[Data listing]
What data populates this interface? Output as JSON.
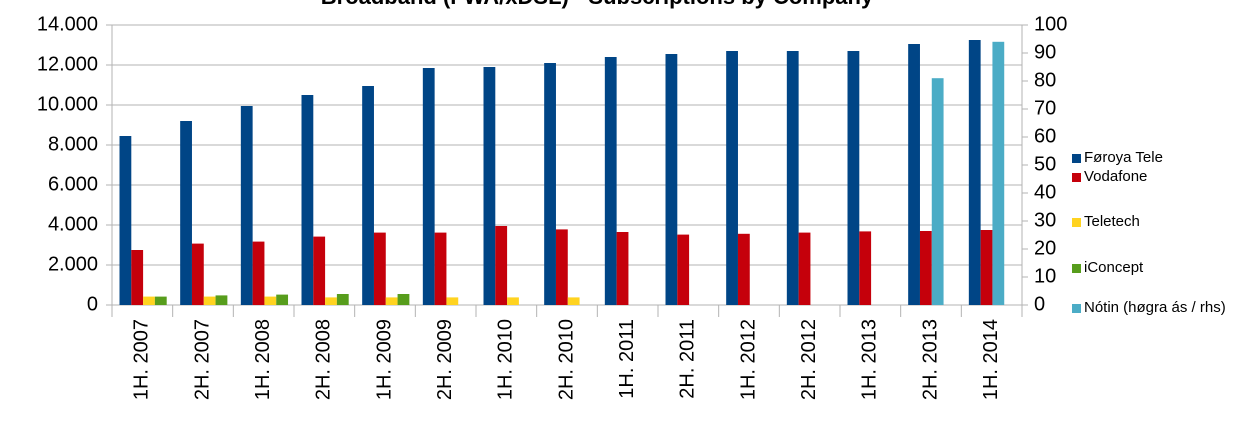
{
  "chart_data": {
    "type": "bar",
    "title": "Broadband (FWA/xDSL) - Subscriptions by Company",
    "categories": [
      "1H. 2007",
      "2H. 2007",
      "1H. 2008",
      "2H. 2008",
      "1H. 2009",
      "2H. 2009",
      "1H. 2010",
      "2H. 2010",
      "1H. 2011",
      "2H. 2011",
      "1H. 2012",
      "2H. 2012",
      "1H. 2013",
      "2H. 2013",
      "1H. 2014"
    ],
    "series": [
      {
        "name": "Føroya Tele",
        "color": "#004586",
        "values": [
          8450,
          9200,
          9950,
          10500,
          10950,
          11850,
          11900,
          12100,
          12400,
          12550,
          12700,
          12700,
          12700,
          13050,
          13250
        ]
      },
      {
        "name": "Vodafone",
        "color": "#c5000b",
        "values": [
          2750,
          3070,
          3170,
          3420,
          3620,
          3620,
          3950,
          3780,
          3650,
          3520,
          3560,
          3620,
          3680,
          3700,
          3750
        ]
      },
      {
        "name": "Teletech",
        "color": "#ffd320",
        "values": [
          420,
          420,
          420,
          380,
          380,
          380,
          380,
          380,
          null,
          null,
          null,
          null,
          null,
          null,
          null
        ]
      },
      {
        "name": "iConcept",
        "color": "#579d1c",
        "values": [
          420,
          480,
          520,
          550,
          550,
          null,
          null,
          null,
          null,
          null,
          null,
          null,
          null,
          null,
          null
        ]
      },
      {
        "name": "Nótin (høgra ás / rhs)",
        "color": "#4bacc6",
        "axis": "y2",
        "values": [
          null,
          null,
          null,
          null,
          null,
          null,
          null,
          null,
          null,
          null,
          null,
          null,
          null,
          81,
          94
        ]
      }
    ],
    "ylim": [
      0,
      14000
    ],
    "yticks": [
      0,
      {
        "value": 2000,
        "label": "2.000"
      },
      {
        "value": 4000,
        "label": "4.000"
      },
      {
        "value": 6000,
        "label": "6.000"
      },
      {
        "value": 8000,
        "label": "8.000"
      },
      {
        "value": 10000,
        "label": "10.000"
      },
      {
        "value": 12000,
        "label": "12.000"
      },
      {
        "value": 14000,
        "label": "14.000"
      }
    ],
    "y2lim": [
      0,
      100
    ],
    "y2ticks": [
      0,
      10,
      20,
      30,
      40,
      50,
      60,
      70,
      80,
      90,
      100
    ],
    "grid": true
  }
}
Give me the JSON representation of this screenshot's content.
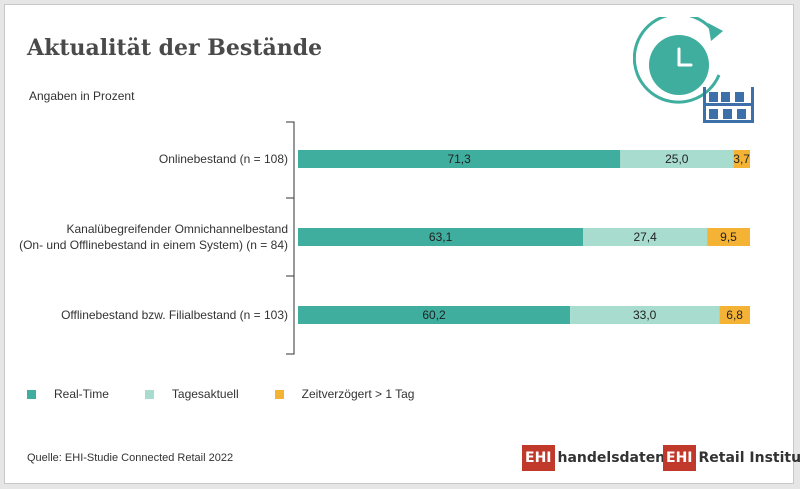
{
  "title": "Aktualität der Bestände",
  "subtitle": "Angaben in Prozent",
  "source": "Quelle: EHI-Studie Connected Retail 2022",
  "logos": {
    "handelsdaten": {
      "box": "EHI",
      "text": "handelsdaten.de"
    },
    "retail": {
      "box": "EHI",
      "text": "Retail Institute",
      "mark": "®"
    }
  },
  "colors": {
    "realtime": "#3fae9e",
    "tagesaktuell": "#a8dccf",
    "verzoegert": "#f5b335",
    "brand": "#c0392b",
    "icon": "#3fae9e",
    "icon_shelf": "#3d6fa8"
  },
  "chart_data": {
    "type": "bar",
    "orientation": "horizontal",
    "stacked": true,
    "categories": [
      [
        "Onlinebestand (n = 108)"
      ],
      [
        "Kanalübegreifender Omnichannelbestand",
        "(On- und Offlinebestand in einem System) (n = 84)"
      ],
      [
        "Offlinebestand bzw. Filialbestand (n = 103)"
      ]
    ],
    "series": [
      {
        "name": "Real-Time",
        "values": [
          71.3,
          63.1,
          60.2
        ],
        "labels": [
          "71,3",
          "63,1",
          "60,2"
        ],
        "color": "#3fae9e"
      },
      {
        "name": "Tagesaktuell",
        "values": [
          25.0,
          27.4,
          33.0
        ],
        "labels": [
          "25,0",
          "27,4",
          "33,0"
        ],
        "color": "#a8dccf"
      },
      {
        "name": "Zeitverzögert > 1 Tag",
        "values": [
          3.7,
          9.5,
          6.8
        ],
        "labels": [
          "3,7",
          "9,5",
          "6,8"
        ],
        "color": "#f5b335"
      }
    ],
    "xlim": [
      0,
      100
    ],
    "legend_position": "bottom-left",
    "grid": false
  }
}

▸ Requirement
The records above are to be reproduced exactly; the pictures are to be left out.

▸ Exercise answer
What data populates this interface? Output as JSON.
{
  "chart_data": {
    "type": "bar",
    "title": "Broadband (FWA/xDSL) - Subscriptions by Company",
    "categories": [
      "1H. 2007",
      "2H. 2007",
      "1H. 2008",
      "2H. 2008",
      "1H. 2009",
      "2H. 2009",
      "1H. 2010",
      "2H. 2010",
      "1H. 2011",
      "2H. 2011",
      "1H. 2012",
      "2H. 2012",
      "1H. 2013",
      "2H. 2013",
      "1H. 2014"
    ],
    "series": [
      {
        "name": "Føroya Tele",
        "color": "#004586",
        "values": [
          8450,
          9200,
          9950,
          10500,
          10950,
          11850,
          11900,
          12100,
          12400,
          12550,
          12700,
          12700,
          12700,
          13050,
          13250
        ]
      },
      {
        "name": "Vodafone",
        "color": "#c5000b",
        "values": [
          2750,
          3070,
          3170,
          3420,
          3620,
          3620,
          3950,
          3780,
          3650,
          3520,
          3560,
          3620,
          3680,
          3700,
          3750
        ]
      },
      {
        "name": "Teletech",
        "color": "#ffd320",
        "values": [
          420,
          420,
          420,
          380,
          380,
          380,
          380,
          380,
          null,
          null,
          null,
          null,
          null,
          null,
          null
        ]
      },
      {
        "name": "iConcept",
        "color": "#579d1c",
        "values": [
          420,
          480,
          520,
          550,
          550,
          null,
          null,
          null,
          null,
          null,
          null,
          null,
          null,
          null,
          null
        ]
      },
      {
        "name": "Nótin (høgra ás / rhs)",
        "color": "#4bacc6",
        "axis": "y2",
        "values": [
          null,
          null,
          null,
          null,
          null,
          null,
          null,
          null,
          null,
          null,
          null,
          null,
          null,
          81,
          94
        ]
      }
    ],
    "ylim": [
      0,
      14000
    ],
    "yticks": [
      0,
      {
        "value": 2000,
        "label": "2.000"
      },
      {
        "value": 4000,
        "label": "4.000"
      },
      {
        "value": 6000,
        "label": "6.000"
      },
      {
        "value": 8000,
        "label": "8.000"
      },
      {
        "value": 10000,
        "label": "10.000"
      },
      {
        "value": 12000,
        "label": "12.000"
      },
      {
        "value": 14000,
        "label": "14.000"
      }
    ],
    "y2lim": [
      0,
      100
    ],
    "y2ticks": [
      0,
      10,
      20,
      30,
      40,
      50,
      60,
      70,
      80,
      90,
      100
    ],
    "grid": true
  }
}
Give me the JSON representation of this screenshot's content.
{
  "title": "Aktualität der Bestände",
  "subtitle": "Angaben in Prozent",
  "source": "Quelle: EHI-Studie Connected Retail 2022",
  "logos": {
    "handelsdaten": {
      "box": "EHI",
      "text": "handelsdaten.de"
    },
    "retail": {
      "box": "EHI",
      "text": "Retail Institute",
      "mark": "®"
    }
  },
  "colors": {
    "realtime": "#3fae9e",
    "tagesaktuell": "#a8dccf",
    "verzoegert": "#f5b335",
    "brand": "#c0392b",
    "icon": "#3fae9e",
    "icon_shelf": "#3d6fa8"
  },
  "chart_data": {
    "type": "bar",
    "orientation": "horizontal",
    "stacked": true,
    "categories": [
      [
        "Onlinebestand (n = 108)"
      ],
      [
        "Kanalübegreifender Omnichannelbestand",
        "(On- und Offlinebestand in einem System) (n = 84)"
      ],
      [
        "Offlinebestand bzw. Filialbestand (n = 103)"
      ]
    ],
    "series": [
      {
        "name": "Real-Time",
        "values": [
          71.3,
          63.1,
          60.2
        ],
        "labels": [
          "71,3",
          "63,1",
          "60,2"
        ],
        "color": "#3fae9e"
      },
      {
        "name": "Tagesaktuell",
        "values": [
          25.0,
          27.4,
          33.0
        ],
        "labels": [
          "25,0",
          "27,4",
          "33,0"
        ],
        "color": "#a8dccf"
      },
      {
        "name": "Zeitverzögert > 1 Tag",
        "values": [
          3.7,
          9.5,
          6.8
        ],
        "labels": [
          "3,7",
          "9,5",
          "6,8"
        ],
        "color": "#f5b335"
      }
    ],
    "xlim": [
      0,
      100
    ],
    "legend_position": "bottom-left",
    "grid": false
  }
}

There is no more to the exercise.